-- Set task --
Filter the records for lines holding the string "realizacji".

Records from a data collection

------------------------------------------------------------------------

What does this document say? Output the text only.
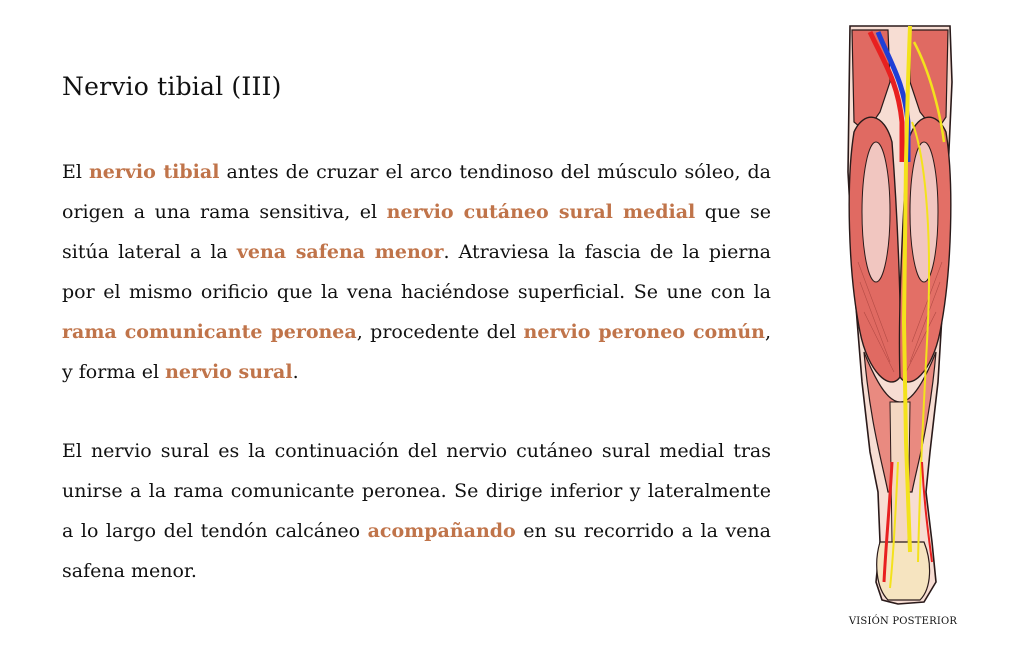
Nervio tibial (III)

El nervio tibial antes de cruzar el arco tendinoso del músculo sóleo, da origen a una rama sensitiva, el nervio cutáneo sural medial que se sitúa lateral a la vena safena menor. Atraviesa la fascia de la pierna por el mismo orificio que la vena haciéndose superficial. Se une con la rama comunicante peronea, procedente del nervio peroneo común, y forma el nervio sural.

El nervio sural es la continuación del nervio cutáneo sural medial tras unirse a la rama comunicante peronea. Se dirige inferior y lateralmente a lo largo del tendón calcáneo acompañando en su recorrido a la vena safena menor.

VISIÓN POSTERIOR
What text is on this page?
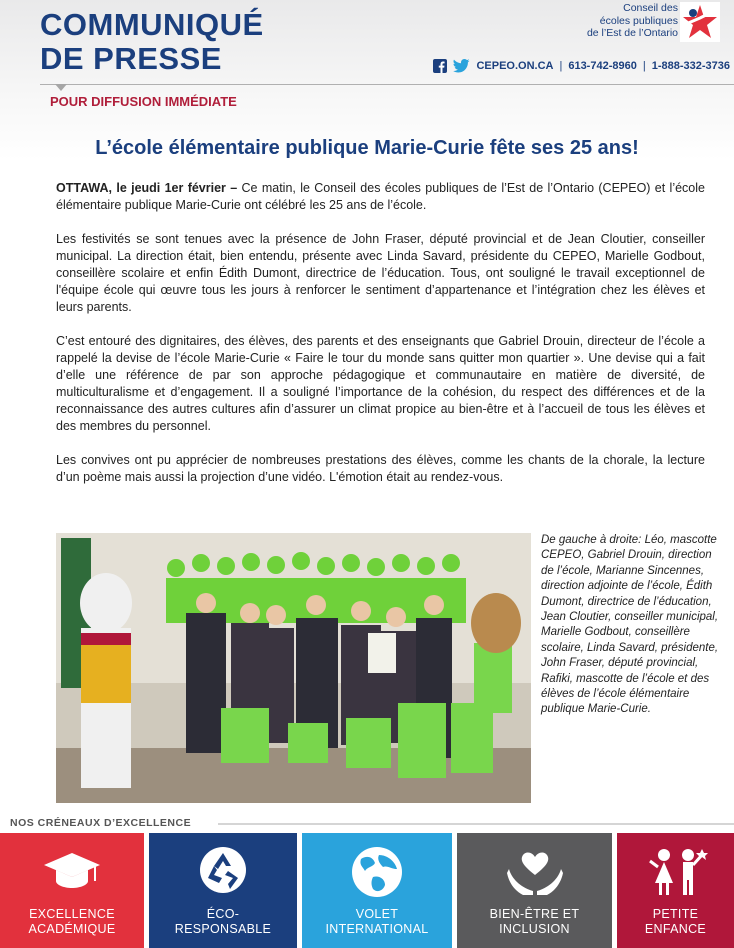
COMMUNIQUÉ
DE PRESSE
Conseil des
écoles publiques
de l’Est de l’Ontario
CEPEO.ON.CA | 613-742-8960 | 1-888-332-3736

POUR DIFFUSION IMMÉDIATE

L’école élémentaire publique Marie-Curie fête ses 25 ans!

OTTAWA, le jeudi 1er février – Ce matin, le Conseil des écoles publiques de l’Est de l’Ontario (CEPEO) et l’école élémentaire publique Marie-Curie ont célébré les 25 ans de l’école.

Les festivités se sont tenues avec la présence de John Fraser, député provincial et de Jean Cloutier, conseiller municipal. La direction était, bien entendu, présente avec Linda Savard, présidente du CEPEO, Marielle Godbout, conseillère scolaire et enfin Édith Dumont, directrice de l’éducation. Tous, ont souligné le travail exceptionnel de l'équipe école qui œuvre tous les jours à renforcer le sentiment d’appartenance et l’intégration chez les élèves et leurs parents.

C’est entouré des dignitaires, des élèves, des parents et des enseignants que Gabriel Drouin, directeur de l’école a rappelé la devise de l’école Marie-Curie « Faire le tour du monde sans quitter mon quartier ». Une devise qui a fait d’elle une référence de par son approche pédagogique et communautaire en matière de diversité, de multiculturalisme et d’engagement. Il a souligné l’importance de la cohésion, du respect des différences et de la reconnaissance des autres cultures afin d’assurer un climat propice au bien-être et à l’accueil de tous les élèves et des membres du personnel.

Les convives ont pu apprécier de nombreuses prestations des élèves, comme les chants de la chorale, la lecture d’un poème mais aussi la projection d’une vidéo. L'émotion était au rendez-vous.

De gauche à droite: Léo, mascotte CEPEO, Gabriel Drouin, direction de l’école, Marianne Sincennes, direction adjointe de l’école, Édith Dumont, directrice de l’éducation, Jean Cloutier, conseiller municipal, Marielle Godbout, conseillère scolaire, Linda Savard, présidente, John Fraser, député provincial, Rafiki, mascotte de l’école et des élèves de l’école élémentaire publique Marie-Curie.

NOS CRÉNEAUX D’EXCELLENCE

EXCELLENCE
ACADÉMIQUE
ÉCO-
RESPONSABLE
VOLET
INTERNATIONAL
BIEN-ÊTRE ET
INCLUSION
PETITE
ENFANCE
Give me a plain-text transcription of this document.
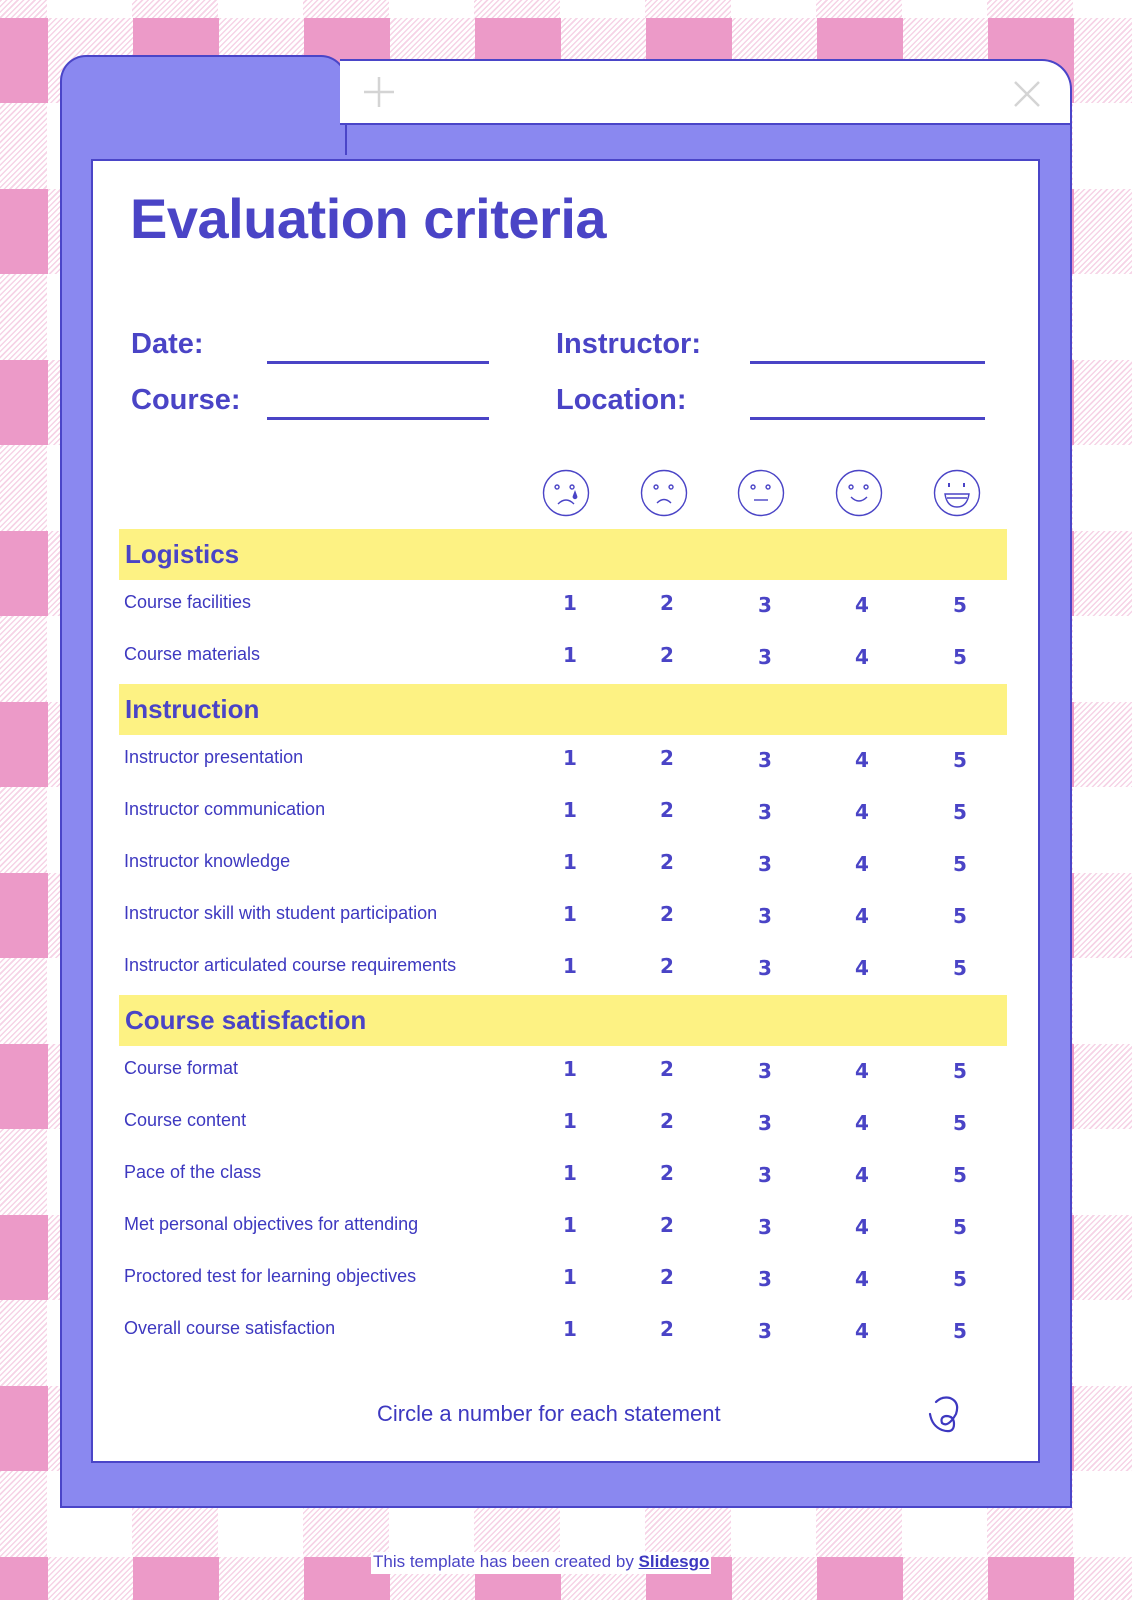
Evaluation criteria
Date:
Course:
Instructor:
Location:
Logistics
Course facilities	1	2	3	4	5
Course materials	1	2	3	4	5
Instruction
Instructor presentation	1	2	3	4	5
Instructor communication	1	2	3	4	5
Instructor knowledge	1	2	3	4	5
Instructor skill with student participation	1	2	3	4	5
Instructor articulated course requirements	1	2	3	4	5
Course satisfaction
Course format	1	2	3	4	5
Course content	1	2	3	4	5
Pace of the class	1	2	3	4	5
Met personal objectives for attending	1	2	3	4	5
Proctored test for learning objectives	1	2	3	4	5
Overall course satisfaction	1	2	3	4	5
Circle a number for each statement
This template has been created by Slidesgo
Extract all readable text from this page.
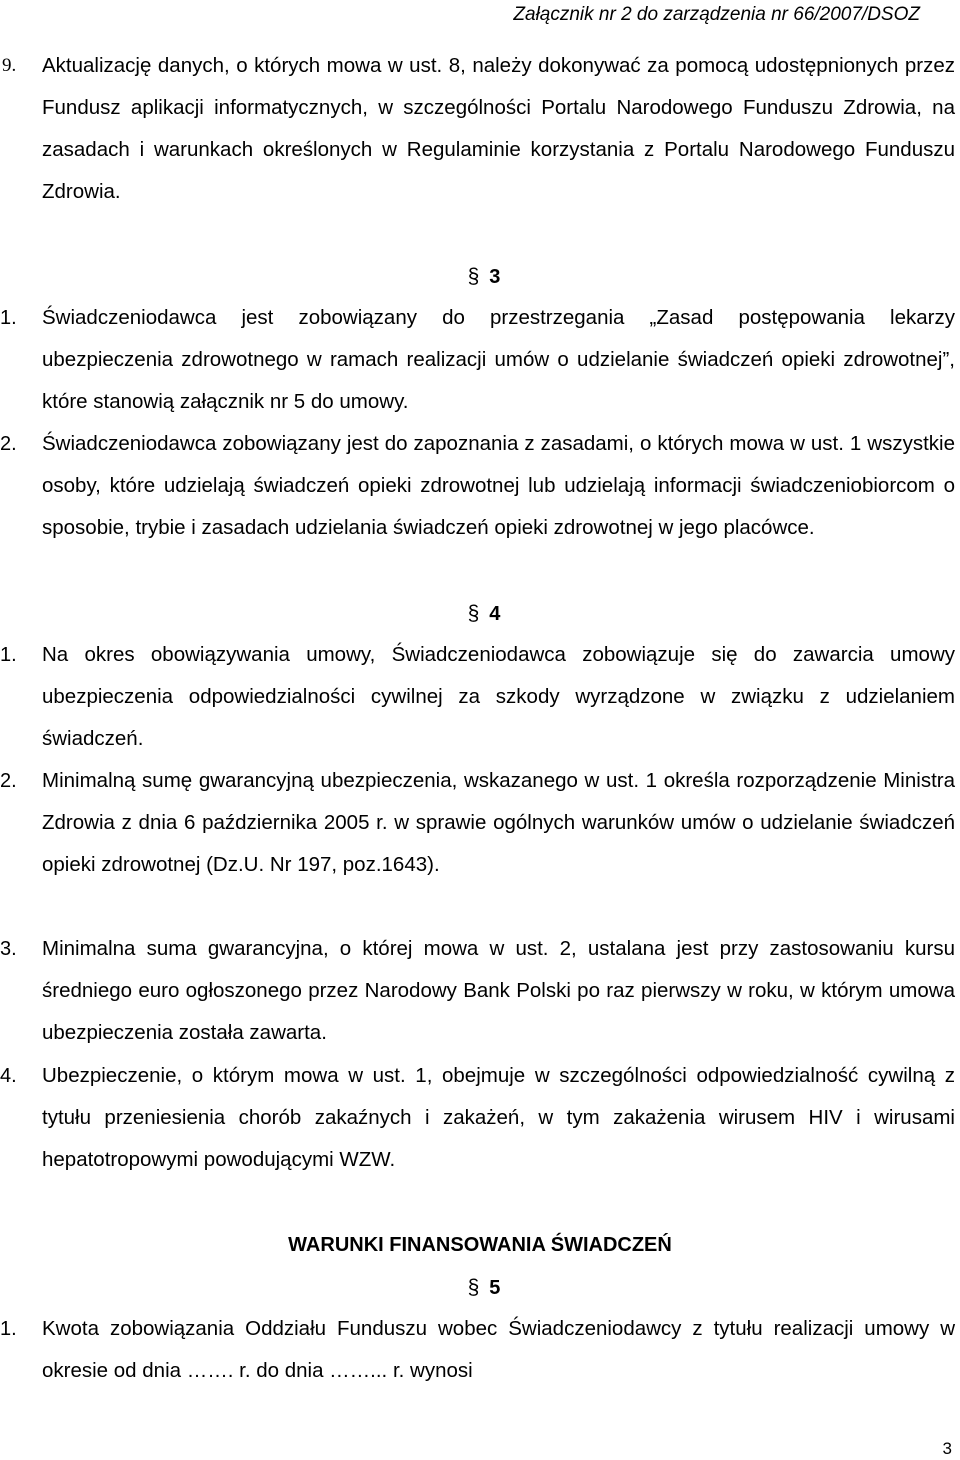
Załącznik nr 2 do zarządzenia nr 66/2007/DSOZ
9.	Aktualizację danych, o których mowa w ust. 8, należy dokonywać za pomocą udostępnionych przez Fundusz aplikacji informatycznych, w szczególności Portalu Narodowego Funduszu Zdrowia, na zasadach i warunkach określonych w Regulaminie korzystania z Portalu Narodowego Funduszu Zdrowia.
§ 3
1.	Świadczeniodawca jest zobowiązany do przestrzegania „Zasad postępowania lekarzy ubezpieczenia zdrowotnego w ramach realizacji umów o udzielanie świadczeń opieki zdrowotnej”, które stanowią załącznik nr 5 do umowy.
2.	Świadczeniodawca zobowiązany jest do zapoznania z zasadami, o których mowa w ust. 1 wszystkie osoby, które udzielają świadczeń opieki zdrowotnej lub udzielają informacji świadczeniobiorcom o sposobie, trybie i zasadach udzielania świadczeń opieki zdrowotnej w jego placówce.
§ 4
1.	Na okres obowiązywania umowy, Świadczeniodawca zobowiązuje się do zawarcia umowy ubezpieczenia odpowiedzialności cywilnej za szkody wyrządzone w związku z udzielaniem świadczeń.
2.	Minimalną sumę gwarancyjną ubezpieczenia, wskazanego w ust. 1 określa rozporządzenie Ministra Zdrowia z dnia 6 października 2005 r. w sprawie ogólnych warunków umów o udzielanie świadczeń opieki zdrowotnej (Dz.U. Nr 197, poz.1643).
3.	Minimalna suma gwarancyjna, o której mowa w ust. 2, ustalana jest przy zastosowaniu kursu średniego euro ogłoszonego przez Narodowy Bank Polski po raz pierwszy w roku, w którym umowa ubezpieczenia została zawarta.
4.	Ubezpieczenie, o którym mowa w ust. 1, obejmuje w szczególności odpowiedzialność cywilną z tytułu przeniesienia chorób zakaźnych i zakażeń, w tym zakażenia wirusem HIV i wirusami hepatotropowymi powodującymi WZW.
WARUNKI FINANSOWANIA ŚWIADCZEŃ
§ 5
1.	Kwota zobowiązania Oddziału Funduszu wobec Świadczeniodawcy z tytułu realizacji umowy w okresie od dnia ……. r. do dnia ……... r. wynosi
3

------------------------------------------------------------------------

-- Result below --
1.	Świadczeniodawca jest zobowiązany do przestrzegania „Zasad postępowania lekarzy ubezpieczenia zdrowotnego w ramach realizacji umów o udzielanie świadczeń opieki zdrowotnej”, które stanowią załącznik nr 5 do umowy.
1.	Kwota zobowiązania Oddziału Funduszu wobec Świadczeniodawcy z tytułu realizacji umowy w okresie od dnia ……. r. do dnia ……... r. wynosi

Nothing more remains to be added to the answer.